Task: Print the lines of the records below without any change, starting at the line that contains "Patent image size: (892, 1039)." and ending at the line that contains "The branch 3 is at (275, 895).", with both of those lines included.

(Stored entries)
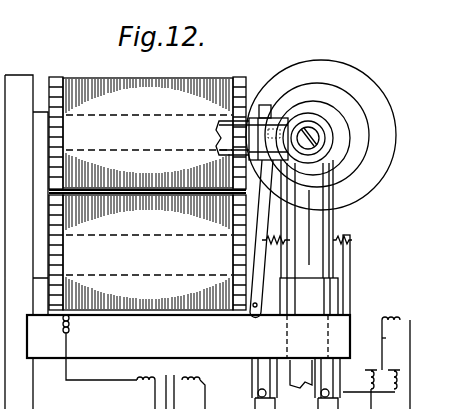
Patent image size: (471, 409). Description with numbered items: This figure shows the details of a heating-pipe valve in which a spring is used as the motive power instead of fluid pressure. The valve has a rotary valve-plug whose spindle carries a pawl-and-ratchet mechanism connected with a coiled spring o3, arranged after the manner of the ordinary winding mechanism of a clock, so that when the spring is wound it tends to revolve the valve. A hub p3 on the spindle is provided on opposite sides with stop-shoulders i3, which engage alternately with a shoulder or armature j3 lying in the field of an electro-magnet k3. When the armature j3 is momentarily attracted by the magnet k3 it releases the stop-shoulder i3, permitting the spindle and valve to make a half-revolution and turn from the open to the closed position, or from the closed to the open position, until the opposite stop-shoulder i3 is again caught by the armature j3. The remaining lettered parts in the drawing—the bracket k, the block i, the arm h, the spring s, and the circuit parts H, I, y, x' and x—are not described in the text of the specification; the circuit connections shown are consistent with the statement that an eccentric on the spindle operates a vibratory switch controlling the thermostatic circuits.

The electro-magnet k3 is at (150, 147).
The bracket k is at (232, 148).
The armature block i is at (268, 132).
The coiled spring o3 is at (381, 98).
The hub p3 is at (317, 117).
The stop-shoulders i3 is at (326, 139).
The arm h is at (309, 237).
The armature j3 is at (261, 239).
The spring s is at (307, 250).
The battery circuit H is at (148, 404).
The circuit I is at (385, 363).
The wire y is at (390, 338).
The contact x' is at (363, 389).
The contact x is at (372, 387).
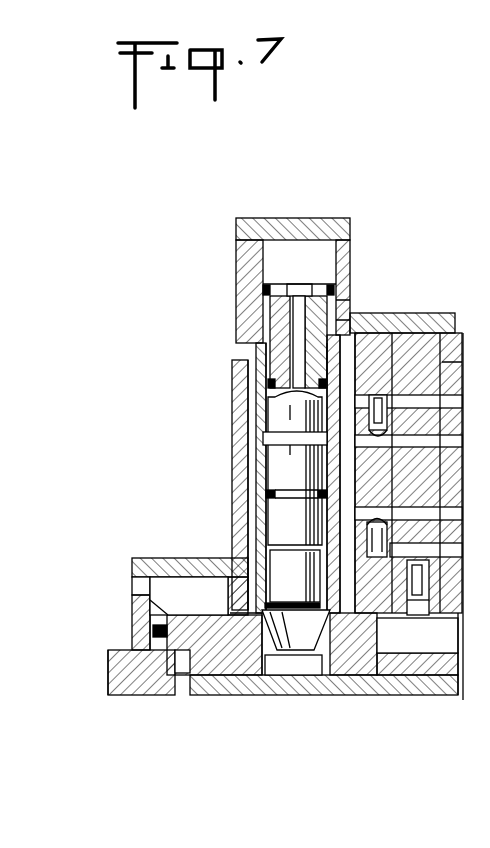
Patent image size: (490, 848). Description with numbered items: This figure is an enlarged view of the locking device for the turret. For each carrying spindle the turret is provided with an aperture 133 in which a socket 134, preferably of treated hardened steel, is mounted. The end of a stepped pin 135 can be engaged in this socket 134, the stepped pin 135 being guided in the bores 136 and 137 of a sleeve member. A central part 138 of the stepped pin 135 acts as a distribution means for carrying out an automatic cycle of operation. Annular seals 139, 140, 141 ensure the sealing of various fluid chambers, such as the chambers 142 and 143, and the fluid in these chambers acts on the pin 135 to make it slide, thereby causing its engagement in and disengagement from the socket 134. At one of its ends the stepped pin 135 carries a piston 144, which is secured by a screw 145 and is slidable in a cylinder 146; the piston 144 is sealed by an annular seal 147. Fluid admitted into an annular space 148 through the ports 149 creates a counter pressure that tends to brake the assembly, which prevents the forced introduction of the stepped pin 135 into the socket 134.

The aperture 133 is at (310, 668).
The socket 134 is at (253, 625).
The stepped pin 135 is at (285, 625).
The bore 136 is at (232, 572).
The bore 137 is at (255, 483).
The central part 138 is at (270, 456).
The annular seal 139 is at (228, 600).
The annular seal 140 is at (258, 493).
The annular seal 141 is at (266, 382).
The fluid chamber 142 is at (258, 531).
The fluid chamber 143 is at (262, 402).
The piston 144 is at (338, 262).
The screw 145 is at (300, 290).
The cylinder 146 is at (246, 267).
The annular seal 147 is at (336, 290).
The annular space 148 is at (375, 333).
The ports 149 is at (345, 320).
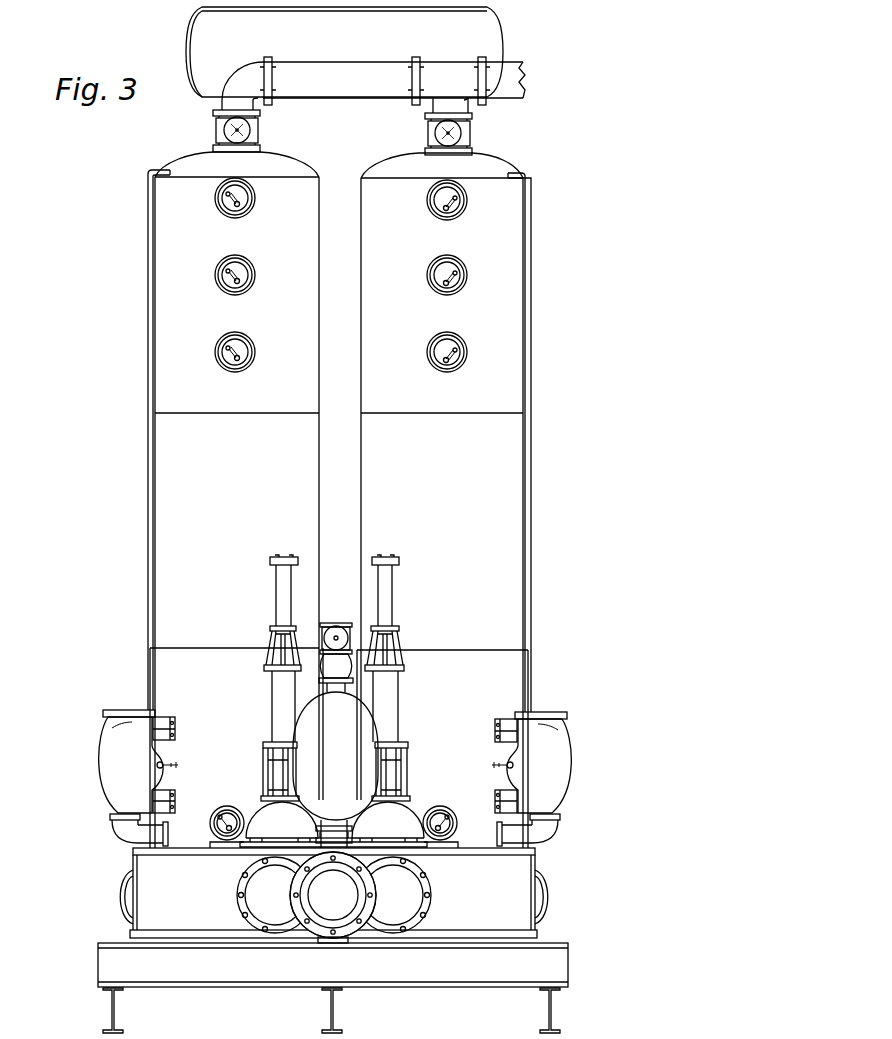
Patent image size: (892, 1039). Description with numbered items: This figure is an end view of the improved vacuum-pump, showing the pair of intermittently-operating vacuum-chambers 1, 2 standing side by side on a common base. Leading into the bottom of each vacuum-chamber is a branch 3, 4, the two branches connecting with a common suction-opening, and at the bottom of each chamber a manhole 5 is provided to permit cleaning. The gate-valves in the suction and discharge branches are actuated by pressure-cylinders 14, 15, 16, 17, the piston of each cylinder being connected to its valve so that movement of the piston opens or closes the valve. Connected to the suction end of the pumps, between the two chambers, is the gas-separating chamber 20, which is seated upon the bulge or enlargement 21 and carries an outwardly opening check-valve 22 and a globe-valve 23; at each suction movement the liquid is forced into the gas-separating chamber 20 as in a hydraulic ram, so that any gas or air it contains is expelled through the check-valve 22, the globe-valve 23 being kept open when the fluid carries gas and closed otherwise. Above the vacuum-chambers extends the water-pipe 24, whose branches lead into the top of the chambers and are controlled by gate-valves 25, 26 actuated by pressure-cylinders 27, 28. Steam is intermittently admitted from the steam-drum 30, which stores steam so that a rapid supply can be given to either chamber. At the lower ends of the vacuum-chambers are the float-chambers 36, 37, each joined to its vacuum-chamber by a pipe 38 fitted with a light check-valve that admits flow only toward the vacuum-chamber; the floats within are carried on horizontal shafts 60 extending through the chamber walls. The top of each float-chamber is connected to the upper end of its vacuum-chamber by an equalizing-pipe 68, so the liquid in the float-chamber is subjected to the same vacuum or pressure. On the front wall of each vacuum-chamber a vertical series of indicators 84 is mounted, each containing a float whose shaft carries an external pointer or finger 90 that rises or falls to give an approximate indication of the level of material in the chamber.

The vacuum-chamber 1 is at (246, 501).
The vacuum-chamber 2 is at (449, 496).
The branch 3 is at (275, 895).
The branch 4 is at (404, 896).
The manhole 5 is at (122, 884).
The pressure-cylinder 14 is at (281, 678).
The pressure-cylinder 15 is at (387, 678).
The pressure-cylinder 16 is at (284, 834).
The pressure-cylinder 17 is at (390, 834).
The gas-separating chamber 20 is at (335, 756).
The bulge or enlargement 21 is at (290, 870).
The check-valve 22 is at (336, 673).
The globe-valve 23 is at (336, 629).
The water-pipe 24 is at (373, 85).
The valve 25 is at (248, 131).
The valve 26 is at (461, 134).
The pressure-cylinder 27 is at (228, 131).
The pressure-cylinder 28 is at (440, 135).
The steam-drum 30 is at (344, 52).
The float-chamber 36 is at (137, 776).
The float-chamber 37 is at (533, 777).
The pipe 38 is at (170, 829).
The horizontal shaft 60 is at (335, 756).
The equalizing-pipe 68 is at (148, 322).
The indicator 84 is at (246, 388).
The pointer or finger 90 is at (240, 356).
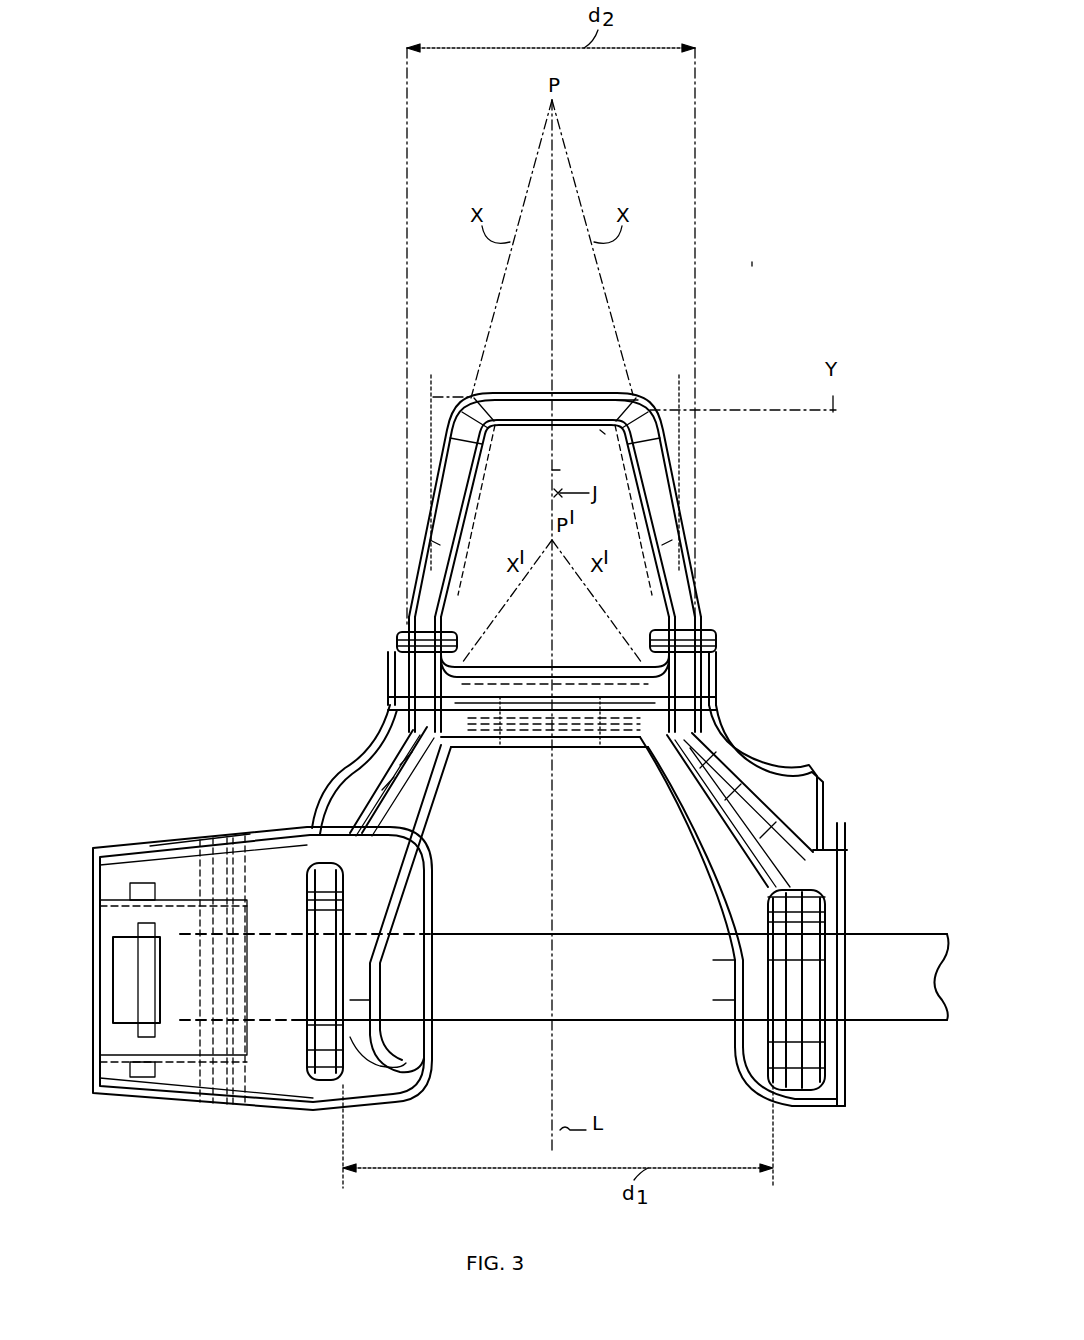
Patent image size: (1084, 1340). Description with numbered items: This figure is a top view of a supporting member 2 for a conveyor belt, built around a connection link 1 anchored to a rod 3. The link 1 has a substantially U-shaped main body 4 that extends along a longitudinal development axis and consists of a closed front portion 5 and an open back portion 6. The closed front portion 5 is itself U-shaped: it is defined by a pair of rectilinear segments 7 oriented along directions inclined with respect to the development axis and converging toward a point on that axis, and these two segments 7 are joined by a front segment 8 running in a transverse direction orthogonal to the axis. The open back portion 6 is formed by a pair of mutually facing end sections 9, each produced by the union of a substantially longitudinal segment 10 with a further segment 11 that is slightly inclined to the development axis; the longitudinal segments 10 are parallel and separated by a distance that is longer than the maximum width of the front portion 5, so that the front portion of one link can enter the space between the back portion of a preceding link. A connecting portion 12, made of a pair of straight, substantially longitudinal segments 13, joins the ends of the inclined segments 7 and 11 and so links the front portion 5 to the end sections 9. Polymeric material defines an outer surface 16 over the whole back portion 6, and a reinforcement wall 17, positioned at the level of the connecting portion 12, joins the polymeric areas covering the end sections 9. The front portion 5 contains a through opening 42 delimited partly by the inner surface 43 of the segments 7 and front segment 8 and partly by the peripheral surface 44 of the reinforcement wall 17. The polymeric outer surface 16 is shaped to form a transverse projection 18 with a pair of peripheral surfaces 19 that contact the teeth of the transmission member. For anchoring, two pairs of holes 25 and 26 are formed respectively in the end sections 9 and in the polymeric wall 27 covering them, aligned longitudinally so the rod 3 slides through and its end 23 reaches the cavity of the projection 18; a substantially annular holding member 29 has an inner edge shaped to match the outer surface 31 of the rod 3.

The connection link 1 is at (752, 265).
The supporting member 2 is at (288, 1118).
The rod 3 is at (912, 945).
The main body 4 is at (700, 490).
The closed front portion 5 is at (648, 402).
The open back portion 6 is at (318, 825).
The rectilinear segments 7 is at (438, 520).
The front segment 8 is at (522, 395).
The end sections 9 is at (346, 792).
The longitudinal segment 10 is at (308, 920).
The inclined segment 11 is at (380, 772).
The connecting portion 12 is at (404, 628).
The straight segments 13 is at (462, 655).
The outer surface 16 is at (390, 665).
The reinforcement wall 17 is at (598, 712).
The transverse projection 18 is at (182, 828).
The peripheral surfaces 19 is at (155, 840).
The ends of the rod 23 is at (112, 977).
The holes 25 is at (308, 1032).
The holes 26 is at (430, 928).
The wall 27 is at (420, 1045).
The holding member 29 is at (150, 925).
The outer surface of the rod 31 is at (600, 1026).
The opening 42 is at (592, 480).
The inner surface 43 is at (514, 430).
The peripheral surface 44 is at (570, 670).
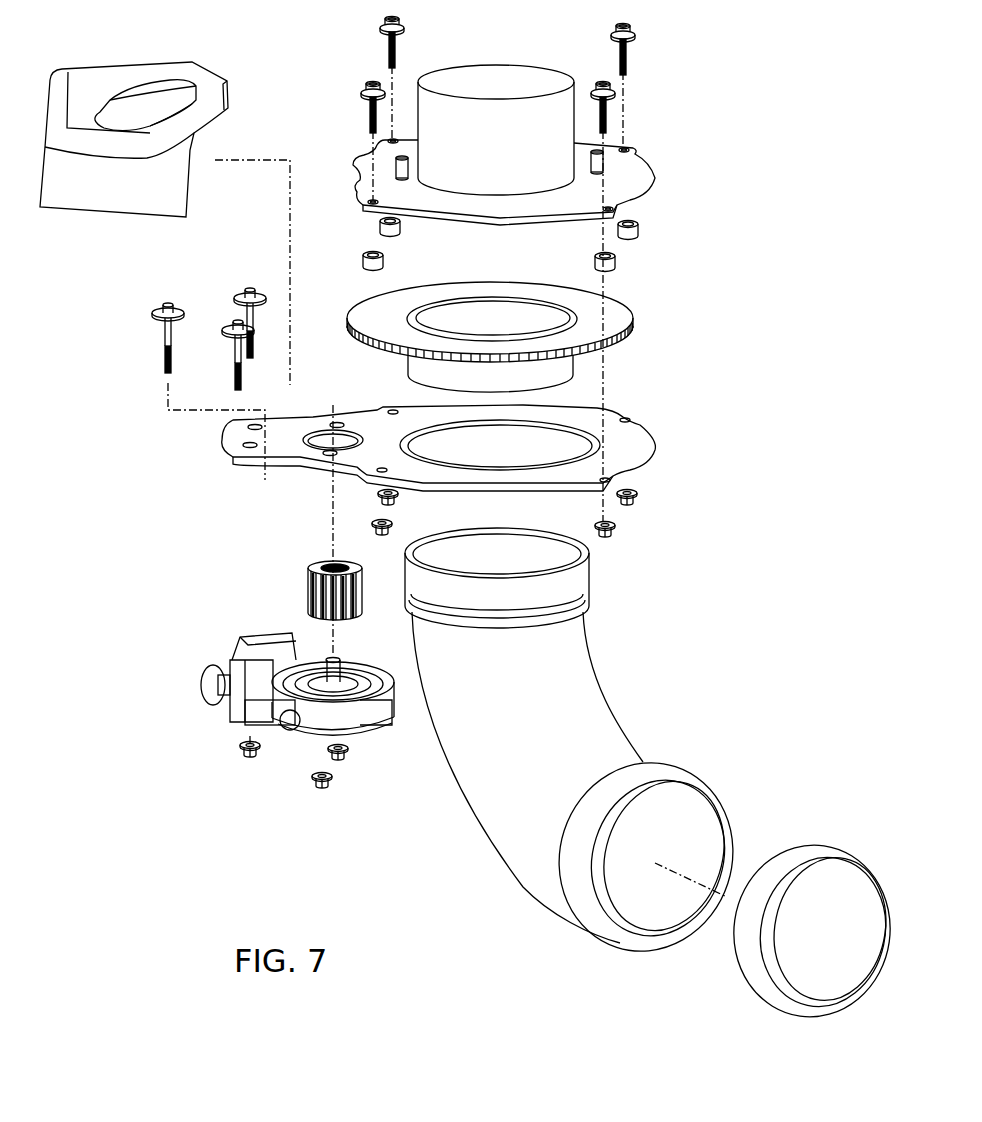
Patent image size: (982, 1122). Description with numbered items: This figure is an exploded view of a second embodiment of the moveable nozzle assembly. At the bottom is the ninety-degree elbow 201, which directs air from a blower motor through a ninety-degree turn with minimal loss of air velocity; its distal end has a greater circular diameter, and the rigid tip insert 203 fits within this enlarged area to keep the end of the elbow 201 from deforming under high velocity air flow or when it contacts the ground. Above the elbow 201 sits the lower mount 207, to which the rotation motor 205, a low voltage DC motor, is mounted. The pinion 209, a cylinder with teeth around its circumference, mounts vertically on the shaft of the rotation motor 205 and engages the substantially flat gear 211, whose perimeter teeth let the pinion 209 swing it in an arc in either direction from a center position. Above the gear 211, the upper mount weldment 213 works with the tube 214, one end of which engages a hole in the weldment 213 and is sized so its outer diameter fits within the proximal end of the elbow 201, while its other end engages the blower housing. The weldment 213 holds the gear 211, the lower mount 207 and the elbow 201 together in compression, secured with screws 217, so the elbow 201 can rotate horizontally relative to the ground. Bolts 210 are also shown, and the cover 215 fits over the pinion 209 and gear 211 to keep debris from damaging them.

The answer:
Patent image size: (892, 1039). Description with numbered items: This figure is an end view of the improved vacuum-pump, showing the pair of intermittently-operating vacuum-chambers 1, 2 standing side by side on a common base. Leading into the bottom of each vacuum-chamber is a branch 3, 4, the two branches connecting with a common suction-opening, and at the bottom of each chamber a manhole 5 is provided to permit cleaning. The gate-valves in the suction and discharge branches are actuated by pressure-cylinders 14, 15, 16, 17, the piston of each cylinder being connected to its valve so that movement of the piston opens or closes the valve. Connected to the suction end of the pumps, between the two chambers, is the gas-separating chamber 20, which is seated upon the bulge or enlargement 21 and carries an outwardly opening check-valve 22 and a globe-valve 23; at each suction movement the liquid is forced into the gas-separating chamber 20 as in a hydraulic ram, so that any gas or air it contains is expelled through the check-valve 22, the globe-valve 23 being kept open when the fluid carries gas and closed otherwise. Above the vacuum-chambers extends the water-pipe 24, whose branches lead into the top of the chambers and are controlled by gate-valves 25, 26 actuated by pressure-cylinders 27, 28. Steam is intermittently admitted from the steam-drum 30, which stores steam so that a rapid supply can be given to either chamber. At the lower ends of the vacuum-chambers are the float-chambers 36, 37, each joined to its vacuum-chamber by a pipe 38 fitted with a light check-valve that admits flow only toward the vacuum-chamber; the floats within are carried on horizontal shafts 60 extending through the chamber walls. The top of each float-chamber is connected to the upper end of its vacuum-chamber by an equalizing-pipe 68, so the liquid in the float-chamber is subjected to the same vacuum or pressure. On the front wall of each vacuum-chamber a vertical series of indicators 84 is mounted, each containing a float whose shaft carries an external pointer or finger 90 that rises or falls to give an approximate indication of the level of material in the chamber.

The vacuum-chamber 1 is at (246, 501).
The vacuum-chamber 2 is at (449, 496).
The branch 3 is at (275, 895).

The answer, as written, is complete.